TASK STATEMENT:
Write out the data again exactly, skipping every picture.

[START RECORDS PROVIDED]

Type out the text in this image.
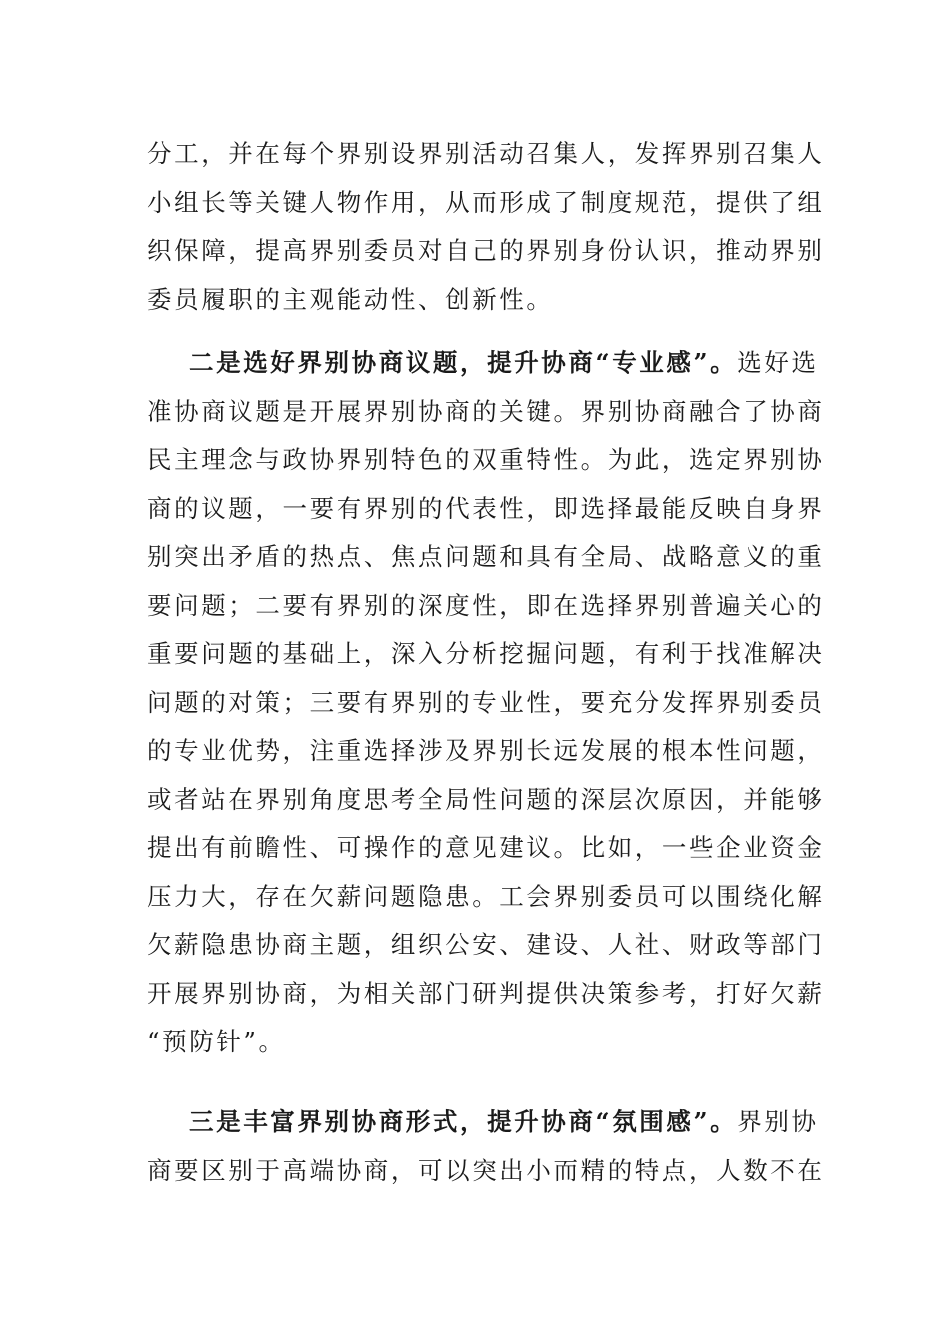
分工，并在每个界别设界别活动召集人，发挥界别召集人
小组长等关键人物作用，从而形成了制度规范，提供了组
织保障，提高界别委员对自己的界别身份认识，推动界别
委员履职的主观能动性、创新性。
二是选好界别协商议题，提升协商“专业感”。选好选
准协商议题是开展界别协商的关键。界别协商融合了协商
民主理念与政协界别特色的双重特性。为此，选定界别协
商的议题，一要有界别的代表性，即选择最能反映自身界
别突出矛盾的热点、焦点问题和具有全局、战略意义的重
要问题；二要有界别的深度性，即在选择界别普遍关心的
重要问题的基础上，深入分析挖掘问题，有利于找准解决
问题的对策；三要有界别的专业性，要充分发挥界别委员
的专业优势，注重选择涉及界别长远发展的根本性问题，
或者站在界别角度思考全局性问题的深层次原因，并能够
提出有前瞻性、可操作的意见建议。比如，一些企业资金
压力大，存在欠薪问题隐患。工会界别委员可以围绕化解
欠薪隐患协商主题，组织公安、建设、人社、财政等部门
开展界别协商，为相关部门研判提供决策参考，打好欠薪
“预防针”。
三是丰富界别协商形式，提升协商“氛围感”。界别协
商要区别于高端协商，可以突出小而精的特点，人数不在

[END RECORDS PROVIDED]

REPLY TO THE EXERCISE:
Type out the text in this image.
分工，并在每个界别设界别活动召集人，发挥界别召集人
小组长等关键人物作用，从而形成了制度规范，提供了组
织保障，提高界别委员对自己的界别身份认识，推动界别
委员履职的主观能动性、创新性。
二是选好界别协商议题，提升协商“专业感”。选好选
准协商议题是开展界别协商的关键。界别协商融合了协商
民主理念与政协界别特色的双重特性。为此，选定界别协
商的议题，一要有界别的代表性，即选择最能反映自身界
别突出矛盾的热点、焦点问题和具有全局、战略意义的重
要问题；二要有界别的深度性，即在选择界别普遍关心的
重要问题的基础上，深入分析挖掘问题，有利于找准解决
问题的对策；三要有界别的专业性，要充分发挥界别委员
的专业优势，注重选择涉及界别长远发展的根本性问题，
或者站在界别角度思考全局性问题的深层次原因，并能够
提出有前瞻性、可操作的意见建议。比如，一些企业资金
压力大，存在欠薪问题隐患。工会界别委员可以围绕化解
欠薪隐患协商主题，组织公安、建设、人社、财政等部门
开展界别协商，为相关部门研判提供决策参考，打好欠薪
“预防针”。
三是丰富界别协商形式，提升协商“氛围感”。界别协
商要区别于高端协商，可以突出小而精的特点，人数不在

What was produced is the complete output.